• _GOAL_:
Quote all of the data below exactly, please.

• _PROVIDED INFORMATION_:
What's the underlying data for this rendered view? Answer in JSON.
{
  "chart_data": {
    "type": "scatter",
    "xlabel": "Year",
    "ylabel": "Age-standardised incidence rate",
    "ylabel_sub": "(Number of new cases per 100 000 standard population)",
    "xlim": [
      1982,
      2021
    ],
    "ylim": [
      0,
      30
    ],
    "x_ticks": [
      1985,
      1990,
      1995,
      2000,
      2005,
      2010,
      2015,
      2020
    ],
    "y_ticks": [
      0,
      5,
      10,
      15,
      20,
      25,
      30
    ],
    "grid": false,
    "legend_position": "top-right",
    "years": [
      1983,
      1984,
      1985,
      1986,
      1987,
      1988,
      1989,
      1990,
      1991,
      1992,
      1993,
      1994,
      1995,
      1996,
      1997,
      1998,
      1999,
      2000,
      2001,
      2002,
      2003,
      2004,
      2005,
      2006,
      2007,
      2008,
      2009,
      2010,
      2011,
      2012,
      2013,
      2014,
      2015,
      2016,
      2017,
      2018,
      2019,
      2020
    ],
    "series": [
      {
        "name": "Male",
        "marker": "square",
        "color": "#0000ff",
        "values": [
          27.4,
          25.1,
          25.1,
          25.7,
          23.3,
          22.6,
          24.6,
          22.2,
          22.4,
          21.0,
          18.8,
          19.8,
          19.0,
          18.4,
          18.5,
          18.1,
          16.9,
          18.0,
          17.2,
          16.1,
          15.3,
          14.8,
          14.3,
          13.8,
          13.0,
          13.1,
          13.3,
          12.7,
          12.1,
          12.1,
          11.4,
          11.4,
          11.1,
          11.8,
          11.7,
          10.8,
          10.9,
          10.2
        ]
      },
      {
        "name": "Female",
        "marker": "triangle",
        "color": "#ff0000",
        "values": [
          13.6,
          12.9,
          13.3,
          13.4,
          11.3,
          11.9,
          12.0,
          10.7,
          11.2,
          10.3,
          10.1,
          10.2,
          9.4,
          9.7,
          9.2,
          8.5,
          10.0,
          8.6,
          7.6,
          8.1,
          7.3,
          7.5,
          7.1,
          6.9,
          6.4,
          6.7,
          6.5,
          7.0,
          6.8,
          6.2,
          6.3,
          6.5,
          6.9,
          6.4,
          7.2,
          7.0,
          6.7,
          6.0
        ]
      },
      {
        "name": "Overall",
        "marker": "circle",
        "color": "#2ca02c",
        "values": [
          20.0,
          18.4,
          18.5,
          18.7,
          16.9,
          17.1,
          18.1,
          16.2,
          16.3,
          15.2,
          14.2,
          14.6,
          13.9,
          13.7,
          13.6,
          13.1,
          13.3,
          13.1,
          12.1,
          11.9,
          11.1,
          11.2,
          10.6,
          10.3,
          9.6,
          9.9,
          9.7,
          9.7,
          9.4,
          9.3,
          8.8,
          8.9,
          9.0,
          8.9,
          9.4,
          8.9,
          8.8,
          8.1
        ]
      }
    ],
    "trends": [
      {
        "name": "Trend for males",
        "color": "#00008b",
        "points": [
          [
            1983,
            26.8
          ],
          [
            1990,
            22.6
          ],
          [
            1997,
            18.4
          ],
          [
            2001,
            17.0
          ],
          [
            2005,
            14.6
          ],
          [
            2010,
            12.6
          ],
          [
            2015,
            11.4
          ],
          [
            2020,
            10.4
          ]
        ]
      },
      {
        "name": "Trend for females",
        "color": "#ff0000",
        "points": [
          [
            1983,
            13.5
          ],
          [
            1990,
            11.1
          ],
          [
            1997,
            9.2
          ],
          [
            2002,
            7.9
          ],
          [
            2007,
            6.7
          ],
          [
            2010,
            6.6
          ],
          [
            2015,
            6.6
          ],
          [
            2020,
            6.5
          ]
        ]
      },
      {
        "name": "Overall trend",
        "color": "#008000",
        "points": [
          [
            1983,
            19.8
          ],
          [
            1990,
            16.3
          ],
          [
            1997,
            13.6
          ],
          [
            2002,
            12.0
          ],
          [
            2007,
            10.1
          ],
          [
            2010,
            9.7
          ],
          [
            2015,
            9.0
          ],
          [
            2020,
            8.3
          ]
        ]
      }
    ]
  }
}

• _RESULT OF THE EXERCISE_:
What's the underlying data for this rendered view? Answer in JSON.
{
  "chart_data": {
    "type": "scatter",
    "xlabel": "Year",
    "ylabel": "Age-standardised incidence rate",
    "ylabel_sub": "(Number of new cases per 100 000 standard population)",
    "xlim": [
      1982,
      2021
    ],
    "ylim": [
      0,
      30
    ],
    "x_ticks": [
      1985,
      1990,
      1995,
      2000,
      2005,
      2010,
      2015,
      2020
    ],
    "y_ticks": [
      0,
      5,
      10,
      15,
      20,
      25,
      30
    ],
    "grid": false,
    "legend_position": "top-right",
    "years": [
      1983,
      1984,
      1985,
      1986,
      1987,
      1988,
      1989,
      1990,
      1991,
      1992,
      1993,
      1994,
      1995,
      1996,
      1997,
      1998,
      1999,
      2000,
      2001,
      2002,
      2003,
      2004,
      2005,
      2006,
      2007,
      2008,
      2009,
      2010,
      2011,
      2012,
      2013,
      2014,
      2015,
      2016,
      2017,
      2018,
      2019,
      2020
    ],
    "series": [
      {
        "name": "Male",
        "marker": "square",
        "color": "#0000ff",
        "values": [
          27.4,
          25.1,
          25.1,
          25.7,
          23.3,
          22.6,
          24.6,
          22.2,
          22.4,
          21.0,
          18.8,
          19.8,
          19.0,
          18.4,
          18.5,
          18.1,
          16.9,
          18.0,
          17.2,
          16.1,
          15.3,
          14.8,
          14.3,
          13.8,
          13.0,
          13.1,
          13.3,
          12.7,
          12.1,
          12.1,
          11.4,
          11.4,
          11.1,
          11.8,
          11.7,
          10.8,
          10.9,
          10.2
        ]
      },
      {
        "name": "Female",
        "marker": "triangle",
        "color": "#ff0000",
        "values": [
          13.6,
          12.9,
          13.3,
          13.4,
          11.3,
          11.9,
          12.0,
          10.7,
          11.2,
          10.3,
          10.1,
          10.2,
          9.4,
          9.7,
          9.2,
          8.5,
          10.0,
          8.6,
          7.6,
          8.1,
          7.3,
          7.5,
          7.1,
          6.9,
          6.4,
          6.7,
          6.5,
          7.0,
          6.8,
          6.2,
          6.3,
          6.5,
          6.9,
          6.4,
          7.2,
          7.0,
          6.7,
          6.0
        ]
      },
      {
        "name": "Overall",
        "marker": "circle",
        "color": "#2ca02c",
        "values": [
          20.0,
          18.4,
          18.5,
          18.7,
          16.9,
          17.1,
          18.1,
          16.2,
          16.3,
          15.2,
          14.2,
          14.6,
          13.9,
          13.7,
          13.6,
          13.1,
          13.3,
          13.1,
          12.1,
          11.9,
          11.1,
          11.2,
          10.6,
          10.3,
          9.6,
          9.9,
          9.7,
          9.7,
          9.4,
          9.3,
          8.8,
          8.9,
          9.0,
          8.9,
          9.4,
          8.9,
          8.8,
          8.1
        ]
      }
    ],
    "trends": [
      {
        "name": "Trend for males",
        "color": "#00008b",
        "points": [
          [
            1983,
            26.8
          ],
          [
            1990,
            22.6
          ],
          [
            1997,
            18.4
          ],
          [
            2001,
            17.0
          ],
          [
            2005,
            14.6
          ],
          [
            2010,
            12.6
          ],
          [
            2015,
            11.4
          ],
          [
            2020,
            10.4
          ]
        ]
      },
      {
        "name": "Trend for females",
        "color": "#ff0000",
        "points": [
          [
            1983,
            13.5
          ],
          [
            1990,
            11.1
          ],
          [
            1997,
            9.2
          ],
          [
            2002,
            7.9
          ],
          [
            2007,
            6.7
          ],
          [
            2010,
            6.6
          ],
          [
            2015,
            6.6
          ],
          [
            2020,
            6.5
          ]
        ]
      },
      {
        "name": "Overall trend",
        "color": "#008000",
        "points": [
          [
            1983,
            19.8
          ],
          [
            1990,
            16.3
          ],
          [
            1997,
            13.6
          ],
          [
            2002,
            12.0
          ],
          [
            2007,
            10.1
          ],
          [
            2010,
            9.7
          ],
          [
            2015,
            9.0
          ],
          [
            2020,
            8.3
          ]
        ]
      }
    ]
  }
}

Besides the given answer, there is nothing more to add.